Work instructions: Go through the data and copy each line where the word "logs" shows up.

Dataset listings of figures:
>>>

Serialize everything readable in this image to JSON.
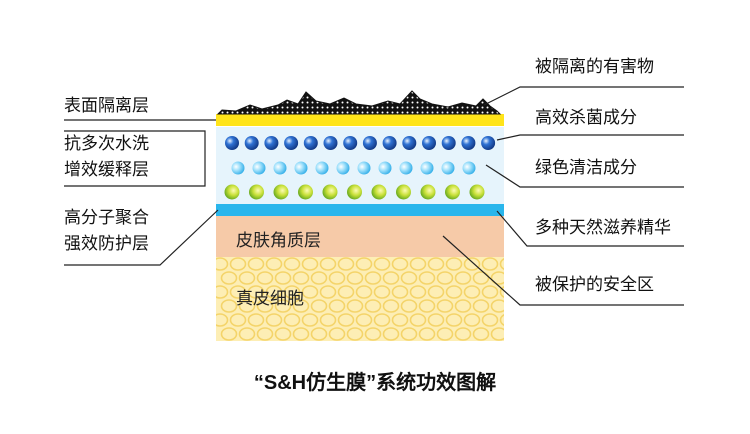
{
  "left_labels": {
    "surface_isolation": "表面隔离层",
    "anti_wash_line1": "抗多次水洗",
    "anti_wash_line2": "增效缓释层",
    "polymer_line1": "高分子聚合",
    "polymer_line2": "强效防护层"
  },
  "right_labels": {
    "isolated_harmful": "被隔离的有害物",
    "bactericidal": "高效杀菌成分",
    "green_cleansing": "绿色清洁成分",
    "natural_nourishing": "多种天然滋养精华",
    "protected_zone": "被保护的安全区"
  },
  "inner_labels": {
    "stratum_corneum": "皮肤角质层",
    "dermis_cells": "真皮细胞"
  },
  "caption": "“S&H仿生膜”系统功效图解",
  "colors": {
    "yellow_band": "#ffe41a",
    "blue_band": "#29b6ec",
    "membrane_bg": "#e6f4fc",
    "horny_layer": "#f6caa8",
    "dermis_bg": "#fdeeb5",
    "dermis_circle": "#f7dc7e",
    "dark_blue_sphere": "#123c8c",
    "light_blue_sphere": "#4fc3ee",
    "green_sphere": "#5aa61c"
  }
}
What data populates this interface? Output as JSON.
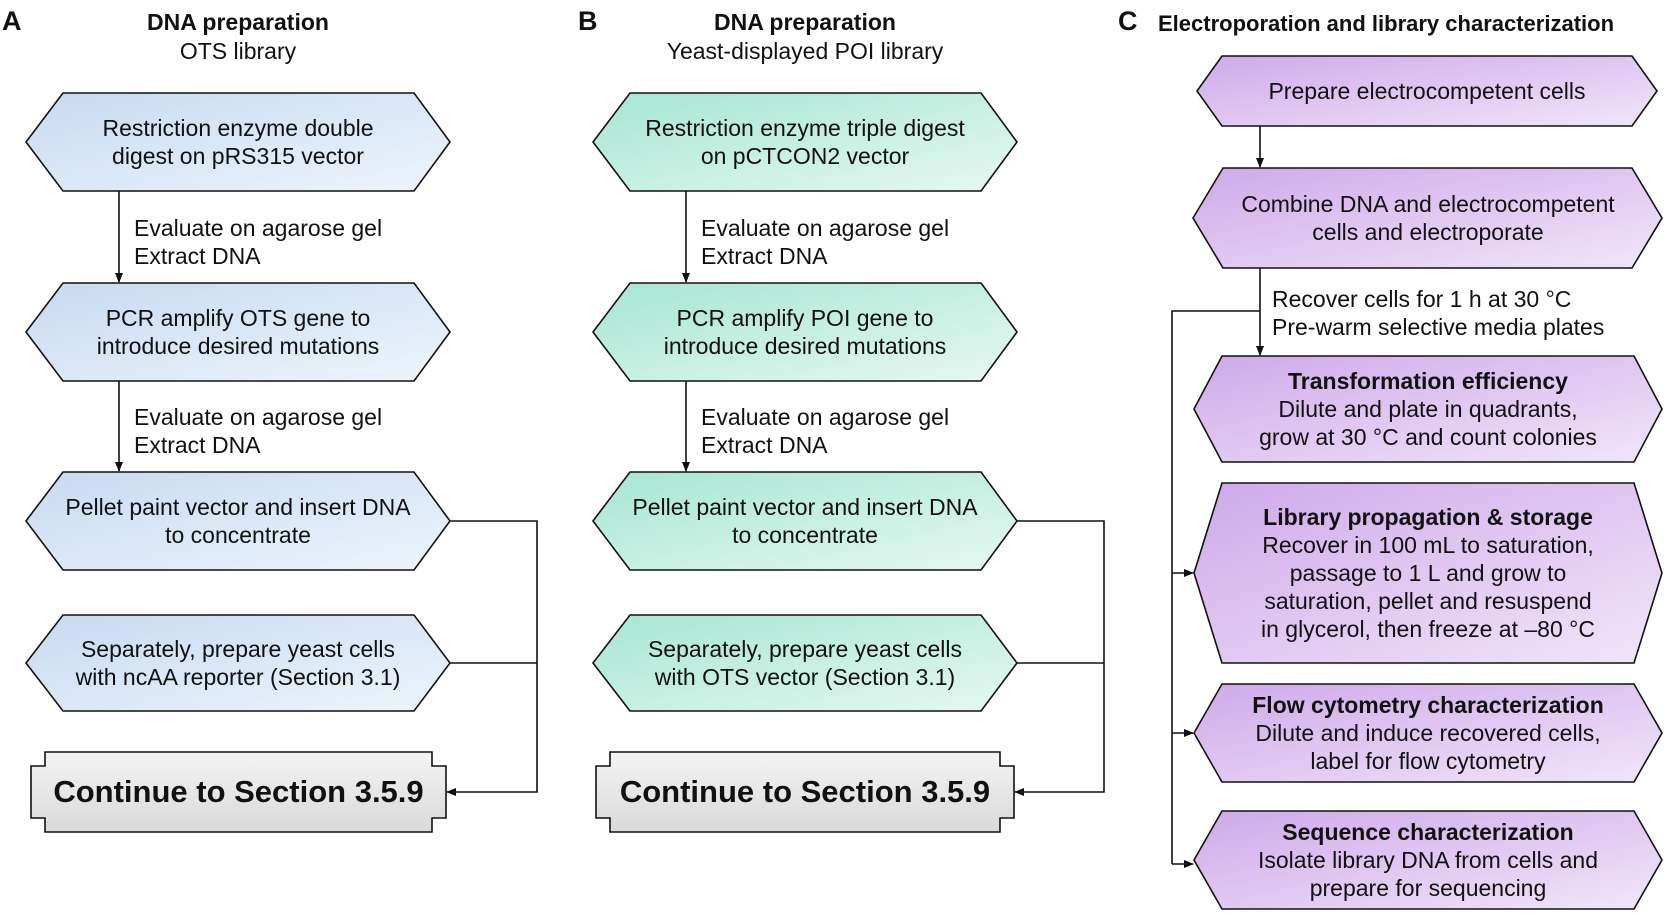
{
  "colors": {
    "blue_fill": "#dbe7f6",
    "teal_fill": "#c6f0e3",
    "purple_fill": "#dfc6f0",
    "gray_fill": "#e5e5e5",
    "stroke": "#111111"
  },
  "panel_a": {
    "letter": "A",
    "title": "DNA preparation",
    "subtitle": "OTS library",
    "steps": [
      {
        "line1": "Restriction enzyme double",
        "line2": "digest on pRS315 vector"
      },
      {
        "line1": "PCR amplify OTS gene to",
        "line2": "introduce desired mutations"
      },
      {
        "line1": "Pellet paint vector and insert DNA",
        "line2": "to concentrate"
      },
      {
        "line1": "Separately, prepare yeast cells",
        "line2": "with ncAA reporter (Section 3.1)"
      }
    ],
    "notes": [
      {
        "line1": "Evaluate on agarose gel",
        "line2": "Extract DNA"
      },
      {
        "line1": "Evaluate on agarose gel",
        "line2": "Extract DNA"
      }
    ],
    "final": "Continue to Section 3.5.9"
  },
  "panel_b": {
    "letter": "B",
    "title": "DNA preparation",
    "subtitle": "Yeast-displayed POI library",
    "steps": [
      {
        "line1": "Restriction enzyme triple digest",
        "line2": "on pCTCON2 vector"
      },
      {
        "line1": "PCR amplify POI gene to",
        "line2": "introduce desired mutations"
      },
      {
        "line1": "Pellet paint vector and insert DNA",
        "line2": "to concentrate"
      },
      {
        "line1": "Separately, prepare yeast cells",
        "line2": "with OTS vector (Section 3.1)"
      }
    ],
    "notes": [
      {
        "line1": "Evaluate on agarose gel",
        "line2": "Extract DNA"
      },
      {
        "line1": "Evaluate on agarose gel",
        "line2": "Extract DNA"
      }
    ],
    "final": "Continue to Section 3.5.9"
  },
  "panel_c": {
    "letter": "C",
    "title": "Electroporation and library characterization",
    "step1": "Prepare electrocompetent cells",
    "step2": {
      "line1": "Combine DNA and electrocompetent",
      "line2": "cells and electroporate"
    },
    "note": {
      "line1": "Recover cells for 1 h at 30 °C",
      "line2": "Pre-warm selective media plates"
    },
    "branches": [
      {
        "heading": "Transformation efficiency",
        "lines": [
          "Dilute and plate in quadrants,",
          "grow at 30 °C and count colonies"
        ]
      },
      {
        "heading": "Library propagation & storage",
        "lines": [
          "Recover in 100 mL to saturation,",
          "passage to 1 L and grow to",
          "saturation, pellet and resuspend",
          "in glycerol, then freeze at –80 °C"
        ]
      },
      {
        "heading": "Flow cytometry characterization",
        "lines": [
          "Dilute and induce recovered cells,",
          "label for flow cytometry"
        ]
      },
      {
        "heading": "Sequence characterization",
        "lines": [
          "Isolate library DNA from cells and",
          "prepare for sequencing"
        ]
      }
    ]
  }
}
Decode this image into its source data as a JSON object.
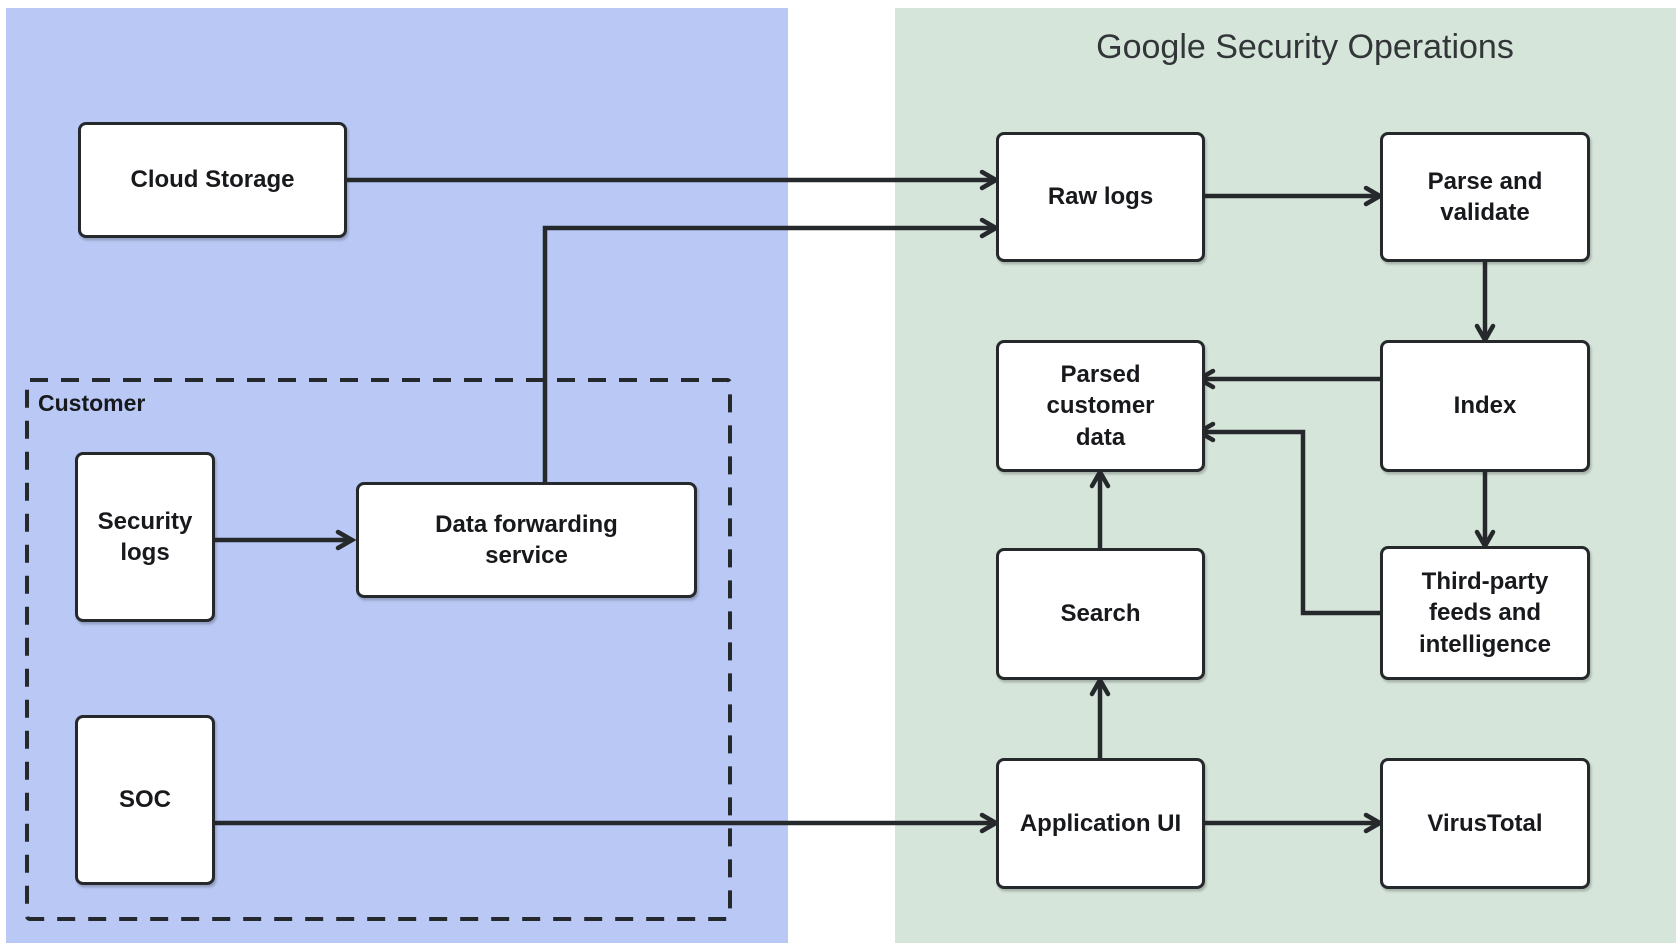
{
  "title": "Google Security Operations",
  "customer_zone_label": "Customer",
  "colors": {
    "panel_left": "#b9c8f4",
    "panel_right": "#d6e5d9",
    "node_fill": "#ffffff",
    "line": "#26292c",
    "title_text": "#323639",
    "label_text": "#17191c"
  },
  "nodes": [
    {
      "id": "cloud-storage",
      "label": "Cloud Storage",
      "zone": "customer-side"
    },
    {
      "id": "security-logs",
      "label": "Security logs",
      "zone": "customer"
    },
    {
      "id": "data-forwarding-service",
      "label": "Data forwarding service",
      "zone": "customer"
    },
    {
      "id": "soc",
      "label": "SOC",
      "zone": "customer"
    },
    {
      "id": "raw-logs",
      "label": "Raw logs",
      "zone": "google-security-operations"
    },
    {
      "id": "parse-and-validate",
      "label": "Parse and validate",
      "zone": "google-security-operations"
    },
    {
      "id": "parsed-customer-data",
      "label": "Parsed customer data",
      "zone": "google-security-operations"
    },
    {
      "id": "index",
      "label": "Index",
      "zone": "google-security-operations"
    },
    {
      "id": "search",
      "label": "Search",
      "zone": "google-security-operations"
    },
    {
      "id": "third-party-feeds-and-intelligence",
      "label": "Third-party feeds and intelligence",
      "zone": "google-security-operations"
    },
    {
      "id": "application-ui",
      "label": "Application UI",
      "zone": "google-security-operations"
    },
    {
      "id": "virustotal",
      "label": "VirusTotal",
      "zone": "google-security-operations"
    }
  ],
  "edges": [
    {
      "from": "cloud-storage",
      "to": "raw-logs"
    },
    {
      "from": "data-forwarding-service",
      "to": "raw-logs"
    },
    {
      "from": "security-logs",
      "to": "data-forwarding-service"
    },
    {
      "from": "soc",
      "to": "application-ui"
    },
    {
      "from": "raw-logs",
      "to": "parse-and-validate"
    },
    {
      "from": "parse-and-validate",
      "to": "index"
    },
    {
      "from": "index",
      "to": "parsed-customer-data"
    },
    {
      "from": "index",
      "to": "third-party-feeds-and-intelligence"
    },
    {
      "from": "third-party-feeds-and-intelligence",
      "to": "parsed-customer-data"
    },
    {
      "from": "search",
      "to": "parsed-customer-data"
    },
    {
      "from": "application-ui",
      "to": "search"
    },
    {
      "from": "application-ui",
      "to": "virustotal"
    }
  ]
}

<<<

Reply:
      "id": "security-logs",
      "label": "Security logs",
      "id": "raw-logs",
      "label": "Raw logs",
      "to": "raw-logs"
      "to": "raw-logs"
      "from": "security-logs",
      "from": "raw-logs",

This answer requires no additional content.